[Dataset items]
- - - -

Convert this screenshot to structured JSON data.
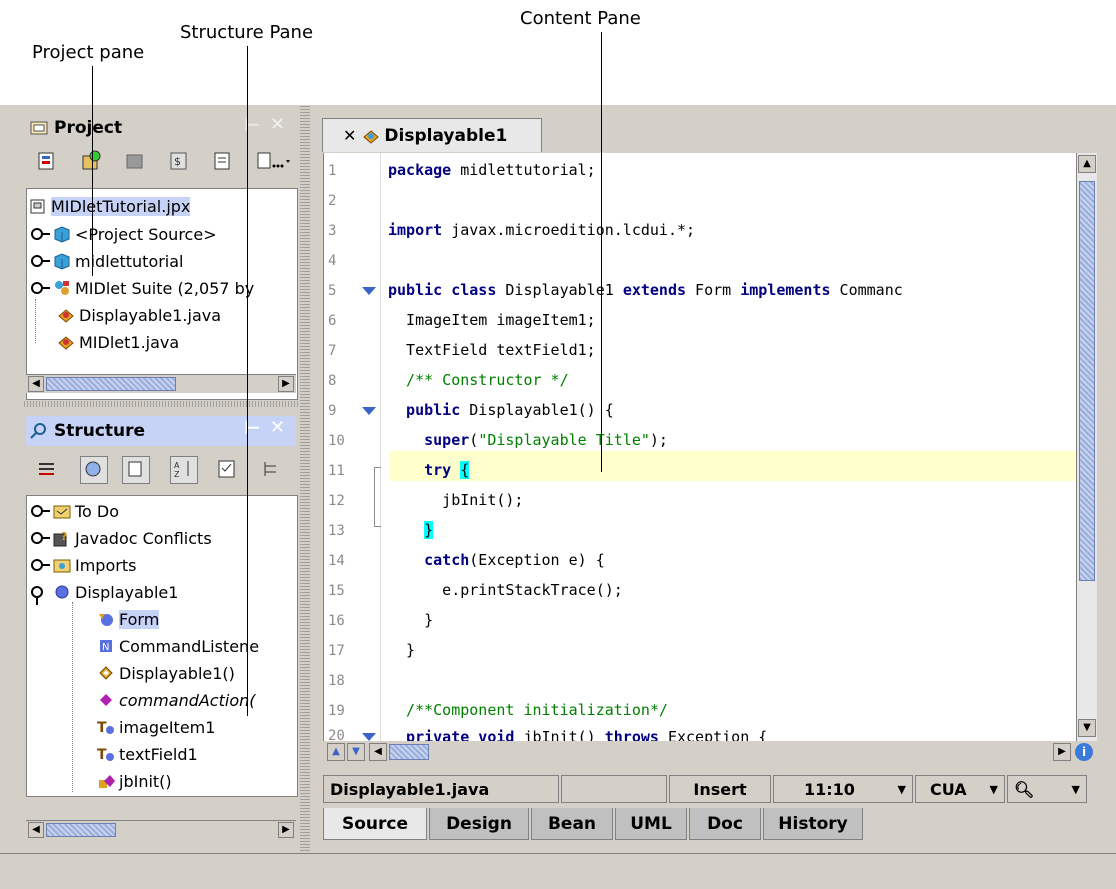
{
  "callouts": {
    "project_pane": "Project pane",
    "structure_pane": "Structure Pane",
    "content_pane": "Content Pane"
  },
  "project_panel": {
    "title": "Project",
    "close_icon": "✕",
    "tree": [
      {
        "label": "MIDletTutorial.jpx",
        "icon": "project-file-icon"
      },
      {
        "label": "<Project Source>",
        "icon": "package-icon"
      },
      {
        "label": "midlettutorial",
        "icon": "package-icon"
      },
      {
        "label": "MIDlet Suite (2,057 by",
        "icon": "midlet-suite-icon"
      },
      {
        "label": "Displayable1.java",
        "icon": "java-file-icon"
      },
      {
        "label": "MIDlet1.java",
        "icon": "java-file-icon"
      }
    ]
  },
  "structure_panel": {
    "title": "Structure",
    "tree": [
      {
        "label": "To Do",
        "icon": "folder-icon"
      },
      {
        "label": "Javadoc Conflicts",
        "icon": "javadoc-icon"
      },
      {
        "label": "Imports",
        "icon": "imports-icon"
      },
      {
        "label": "Displayable1",
        "icon": "class-icon"
      },
      {
        "label": "Form",
        "icon": "superclass-icon"
      },
      {
        "label": "CommandListene",
        "icon": "interface-icon"
      },
      {
        "label": "Displayable1()",
        "icon": "constructor-icon"
      },
      {
        "label": "commandAction(",
        "icon": "method-icon"
      },
      {
        "label": "imageItem1",
        "icon": "field-icon"
      },
      {
        "label": "textField1",
        "icon": "field-icon"
      },
      {
        "label": "jbInit()",
        "icon": "private-method-icon"
      }
    ]
  },
  "editor": {
    "tab_label": "Displayable1",
    "line_numbers": [
      "1",
      "2",
      "3",
      "4",
      "5",
      "6",
      "7",
      "8",
      "9",
      "10",
      "11",
      "12",
      "13",
      "14",
      "15",
      "16",
      "17",
      "18",
      "19",
      "20"
    ],
    "code": {
      "l1_kw": "package",
      "l1_rest": " midlettutorial;",
      "l3_kw": "import",
      "l3_rest": " javax.microedition.lcdui.*;",
      "l5_kw1": "public class",
      "l5_mid1": " Displayable1 ",
      "l5_kw2": "extends",
      "l5_mid2": " Form ",
      "l5_kw3": "implements",
      "l5_rest": " Commanc",
      "l6": "  ImageItem imageItem1;",
      "l7": "  TextField textField1;",
      "l8": "  /** Constructor */",
      "l9_kw": "  public",
      "l9_rest": " Displayable1() {",
      "l10_kw": "    super",
      "l10_p1": "(",
      "l10_str": "\"Displayable Title\"",
      "l10_p2": ");",
      "l11_kw": "    try",
      "l11_sp": " ",
      "l11_brace": "{",
      "l12": "      jbInit();",
      "l13_sp": "    ",
      "l13_brace": "}",
      "l14_kw": "    catch",
      "l14_rest": "(Exception e) {",
      "l15": "      e.printStackTrace();",
      "l16": "    }",
      "l17": "  }",
      "l19": "  /**Component initialization*/",
      "l20_kw1": "  private void",
      "l20_mid": " jbInit() ",
      "l20_kw2": "throws",
      "l20_rest": " Exception {"
    }
  },
  "status": {
    "file": "Displayable1.java",
    "mode": "Insert",
    "position": "11:10",
    "keymap": "CUA"
  },
  "bottom_tabs": [
    "Source",
    "Design",
    "Bean",
    "UML",
    "Doc",
    "History"
  ],
  "colors": {
    "keyword": "#000080",
    "string": "#008000",
    "comment": "#008000",
    "current_line": "#ffffcc",
    "brace_match": "#00ffff",
    "panel_title_bg": "#c6d3f7"
  }
}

- - - -

● SET PROBLEM:
All lines above containing the string "file" are to be collected.

● EXERCISE SOLUTION:
        "icon": "project-file-icon"
        "icon": "java-file-icon"
        "icon": "java-file-icon"
    "file": "Displayable1.java",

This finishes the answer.